What the task asks
Report how many lines contain "this". Give the number and nothing else.

begin Listed records

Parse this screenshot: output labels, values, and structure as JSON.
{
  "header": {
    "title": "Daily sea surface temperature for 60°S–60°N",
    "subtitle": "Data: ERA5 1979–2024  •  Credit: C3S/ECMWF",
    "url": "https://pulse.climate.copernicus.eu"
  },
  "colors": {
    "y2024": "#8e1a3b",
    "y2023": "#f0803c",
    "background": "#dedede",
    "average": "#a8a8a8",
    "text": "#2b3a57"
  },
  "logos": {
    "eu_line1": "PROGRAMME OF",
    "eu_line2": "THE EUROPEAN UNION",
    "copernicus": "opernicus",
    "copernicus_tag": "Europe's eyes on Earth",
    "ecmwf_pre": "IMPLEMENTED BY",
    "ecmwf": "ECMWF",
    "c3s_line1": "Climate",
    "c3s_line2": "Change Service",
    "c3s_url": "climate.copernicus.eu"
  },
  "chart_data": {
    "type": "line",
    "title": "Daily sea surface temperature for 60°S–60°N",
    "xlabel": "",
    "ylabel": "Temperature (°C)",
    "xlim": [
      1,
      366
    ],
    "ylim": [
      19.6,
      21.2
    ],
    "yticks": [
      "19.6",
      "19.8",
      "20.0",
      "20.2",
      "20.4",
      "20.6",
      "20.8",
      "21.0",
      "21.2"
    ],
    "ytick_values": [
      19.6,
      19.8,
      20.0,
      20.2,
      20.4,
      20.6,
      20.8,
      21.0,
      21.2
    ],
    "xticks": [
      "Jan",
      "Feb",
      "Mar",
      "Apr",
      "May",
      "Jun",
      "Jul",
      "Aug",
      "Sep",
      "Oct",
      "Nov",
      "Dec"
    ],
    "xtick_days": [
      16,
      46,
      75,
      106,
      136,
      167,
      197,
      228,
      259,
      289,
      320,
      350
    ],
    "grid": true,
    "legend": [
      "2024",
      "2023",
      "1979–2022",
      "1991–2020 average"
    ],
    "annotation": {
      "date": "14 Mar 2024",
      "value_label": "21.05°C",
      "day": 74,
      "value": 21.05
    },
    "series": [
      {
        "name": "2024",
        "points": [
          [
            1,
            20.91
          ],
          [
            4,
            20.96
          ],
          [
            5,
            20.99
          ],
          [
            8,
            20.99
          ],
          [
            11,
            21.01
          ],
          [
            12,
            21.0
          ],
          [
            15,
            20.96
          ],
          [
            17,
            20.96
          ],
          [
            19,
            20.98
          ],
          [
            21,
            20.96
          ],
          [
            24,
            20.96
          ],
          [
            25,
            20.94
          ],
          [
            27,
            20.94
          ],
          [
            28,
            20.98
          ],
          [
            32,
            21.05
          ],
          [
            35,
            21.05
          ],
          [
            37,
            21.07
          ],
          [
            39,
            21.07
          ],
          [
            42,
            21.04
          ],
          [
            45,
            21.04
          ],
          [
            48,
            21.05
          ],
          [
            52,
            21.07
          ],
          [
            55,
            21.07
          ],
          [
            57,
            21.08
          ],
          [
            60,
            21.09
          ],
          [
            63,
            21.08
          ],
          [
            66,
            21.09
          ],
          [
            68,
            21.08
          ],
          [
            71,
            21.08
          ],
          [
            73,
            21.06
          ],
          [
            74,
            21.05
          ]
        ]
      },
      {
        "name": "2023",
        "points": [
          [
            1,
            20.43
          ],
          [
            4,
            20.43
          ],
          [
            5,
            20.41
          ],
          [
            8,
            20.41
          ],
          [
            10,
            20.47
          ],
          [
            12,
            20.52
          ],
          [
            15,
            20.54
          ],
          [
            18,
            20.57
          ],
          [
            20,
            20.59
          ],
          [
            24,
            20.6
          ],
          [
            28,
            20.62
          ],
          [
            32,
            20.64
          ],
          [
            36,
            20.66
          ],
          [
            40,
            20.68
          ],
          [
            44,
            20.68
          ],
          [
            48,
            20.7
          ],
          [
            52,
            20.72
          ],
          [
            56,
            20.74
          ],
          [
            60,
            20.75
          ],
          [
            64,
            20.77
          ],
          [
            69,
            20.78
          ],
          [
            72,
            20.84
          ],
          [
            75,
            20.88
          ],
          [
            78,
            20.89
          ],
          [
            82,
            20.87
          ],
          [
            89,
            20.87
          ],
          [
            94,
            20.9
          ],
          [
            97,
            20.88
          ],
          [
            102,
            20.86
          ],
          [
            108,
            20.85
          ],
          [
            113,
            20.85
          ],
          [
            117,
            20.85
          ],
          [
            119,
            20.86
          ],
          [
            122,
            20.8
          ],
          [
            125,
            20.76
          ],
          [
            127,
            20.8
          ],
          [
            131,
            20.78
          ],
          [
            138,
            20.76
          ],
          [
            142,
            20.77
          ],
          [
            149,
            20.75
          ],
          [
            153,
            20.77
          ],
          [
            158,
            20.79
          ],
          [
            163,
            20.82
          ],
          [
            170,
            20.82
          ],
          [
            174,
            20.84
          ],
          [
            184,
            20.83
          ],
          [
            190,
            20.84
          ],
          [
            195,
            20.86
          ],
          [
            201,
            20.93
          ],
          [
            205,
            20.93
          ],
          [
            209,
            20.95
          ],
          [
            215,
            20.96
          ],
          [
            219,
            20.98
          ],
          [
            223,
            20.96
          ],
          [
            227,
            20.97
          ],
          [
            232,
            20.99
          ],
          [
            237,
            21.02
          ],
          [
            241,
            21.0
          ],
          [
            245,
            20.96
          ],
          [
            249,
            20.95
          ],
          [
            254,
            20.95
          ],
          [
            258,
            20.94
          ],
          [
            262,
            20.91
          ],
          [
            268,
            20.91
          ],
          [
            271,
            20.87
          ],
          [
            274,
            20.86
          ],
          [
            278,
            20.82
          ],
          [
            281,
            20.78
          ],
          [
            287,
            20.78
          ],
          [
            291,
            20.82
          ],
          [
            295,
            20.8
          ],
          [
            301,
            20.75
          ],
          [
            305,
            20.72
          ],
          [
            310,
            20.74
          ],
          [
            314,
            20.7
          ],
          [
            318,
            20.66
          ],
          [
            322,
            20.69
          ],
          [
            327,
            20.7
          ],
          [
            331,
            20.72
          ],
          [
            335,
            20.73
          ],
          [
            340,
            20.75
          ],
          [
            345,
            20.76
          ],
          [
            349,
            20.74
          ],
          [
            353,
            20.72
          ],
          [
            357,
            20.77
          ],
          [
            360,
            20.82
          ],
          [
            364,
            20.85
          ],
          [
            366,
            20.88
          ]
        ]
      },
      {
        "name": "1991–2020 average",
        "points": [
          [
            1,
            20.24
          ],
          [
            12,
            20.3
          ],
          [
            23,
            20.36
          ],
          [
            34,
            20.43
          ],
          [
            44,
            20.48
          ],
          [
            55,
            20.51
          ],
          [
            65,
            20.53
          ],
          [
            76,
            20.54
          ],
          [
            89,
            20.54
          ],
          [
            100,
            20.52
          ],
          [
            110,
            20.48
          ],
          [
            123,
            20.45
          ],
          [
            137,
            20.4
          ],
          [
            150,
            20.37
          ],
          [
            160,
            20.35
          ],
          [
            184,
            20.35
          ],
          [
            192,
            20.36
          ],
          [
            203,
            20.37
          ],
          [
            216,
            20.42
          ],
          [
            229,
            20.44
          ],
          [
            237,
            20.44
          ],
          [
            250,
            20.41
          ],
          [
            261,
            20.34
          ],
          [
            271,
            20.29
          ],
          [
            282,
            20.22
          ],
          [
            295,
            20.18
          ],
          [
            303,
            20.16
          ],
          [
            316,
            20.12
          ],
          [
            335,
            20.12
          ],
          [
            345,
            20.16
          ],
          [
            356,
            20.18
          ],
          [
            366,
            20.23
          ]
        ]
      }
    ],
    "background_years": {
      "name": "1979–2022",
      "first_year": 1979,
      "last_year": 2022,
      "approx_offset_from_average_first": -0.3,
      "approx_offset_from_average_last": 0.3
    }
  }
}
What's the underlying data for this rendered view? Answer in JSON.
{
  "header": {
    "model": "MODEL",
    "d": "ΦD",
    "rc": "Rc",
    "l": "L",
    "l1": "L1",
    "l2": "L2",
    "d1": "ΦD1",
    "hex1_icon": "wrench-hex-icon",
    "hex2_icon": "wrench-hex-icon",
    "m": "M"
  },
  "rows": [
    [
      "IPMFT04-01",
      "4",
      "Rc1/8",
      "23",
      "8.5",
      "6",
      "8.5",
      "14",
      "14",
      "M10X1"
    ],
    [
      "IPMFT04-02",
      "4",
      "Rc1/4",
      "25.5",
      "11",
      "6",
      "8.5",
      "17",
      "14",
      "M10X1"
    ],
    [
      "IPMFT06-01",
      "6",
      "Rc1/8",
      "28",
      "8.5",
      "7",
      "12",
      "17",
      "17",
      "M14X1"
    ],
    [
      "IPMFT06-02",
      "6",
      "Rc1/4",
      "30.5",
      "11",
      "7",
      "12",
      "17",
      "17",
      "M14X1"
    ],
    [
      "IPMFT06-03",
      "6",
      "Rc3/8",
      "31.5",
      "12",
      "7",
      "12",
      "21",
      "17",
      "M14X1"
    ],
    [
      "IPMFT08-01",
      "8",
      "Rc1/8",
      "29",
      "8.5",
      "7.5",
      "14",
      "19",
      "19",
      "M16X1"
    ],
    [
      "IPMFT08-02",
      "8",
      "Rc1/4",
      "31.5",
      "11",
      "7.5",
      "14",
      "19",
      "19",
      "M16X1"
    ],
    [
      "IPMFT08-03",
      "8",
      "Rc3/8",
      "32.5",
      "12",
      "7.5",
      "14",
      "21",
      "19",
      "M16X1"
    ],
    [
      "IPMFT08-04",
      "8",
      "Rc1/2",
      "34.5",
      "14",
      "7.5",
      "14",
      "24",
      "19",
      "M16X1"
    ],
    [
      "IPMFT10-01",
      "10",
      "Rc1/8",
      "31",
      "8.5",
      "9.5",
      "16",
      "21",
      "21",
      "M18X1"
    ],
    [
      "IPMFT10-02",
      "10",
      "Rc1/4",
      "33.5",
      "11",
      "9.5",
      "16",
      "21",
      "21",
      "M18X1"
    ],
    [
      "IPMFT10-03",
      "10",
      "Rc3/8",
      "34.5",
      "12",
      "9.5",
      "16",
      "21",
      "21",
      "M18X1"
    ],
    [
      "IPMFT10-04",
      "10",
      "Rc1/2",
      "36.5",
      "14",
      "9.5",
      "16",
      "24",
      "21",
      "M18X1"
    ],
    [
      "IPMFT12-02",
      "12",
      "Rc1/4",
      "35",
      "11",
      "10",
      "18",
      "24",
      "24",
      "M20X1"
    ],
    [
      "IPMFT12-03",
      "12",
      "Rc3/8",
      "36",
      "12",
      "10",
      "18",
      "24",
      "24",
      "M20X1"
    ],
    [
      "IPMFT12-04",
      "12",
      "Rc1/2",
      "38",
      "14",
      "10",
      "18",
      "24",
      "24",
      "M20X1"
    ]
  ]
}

end Listed records

Exercise response
2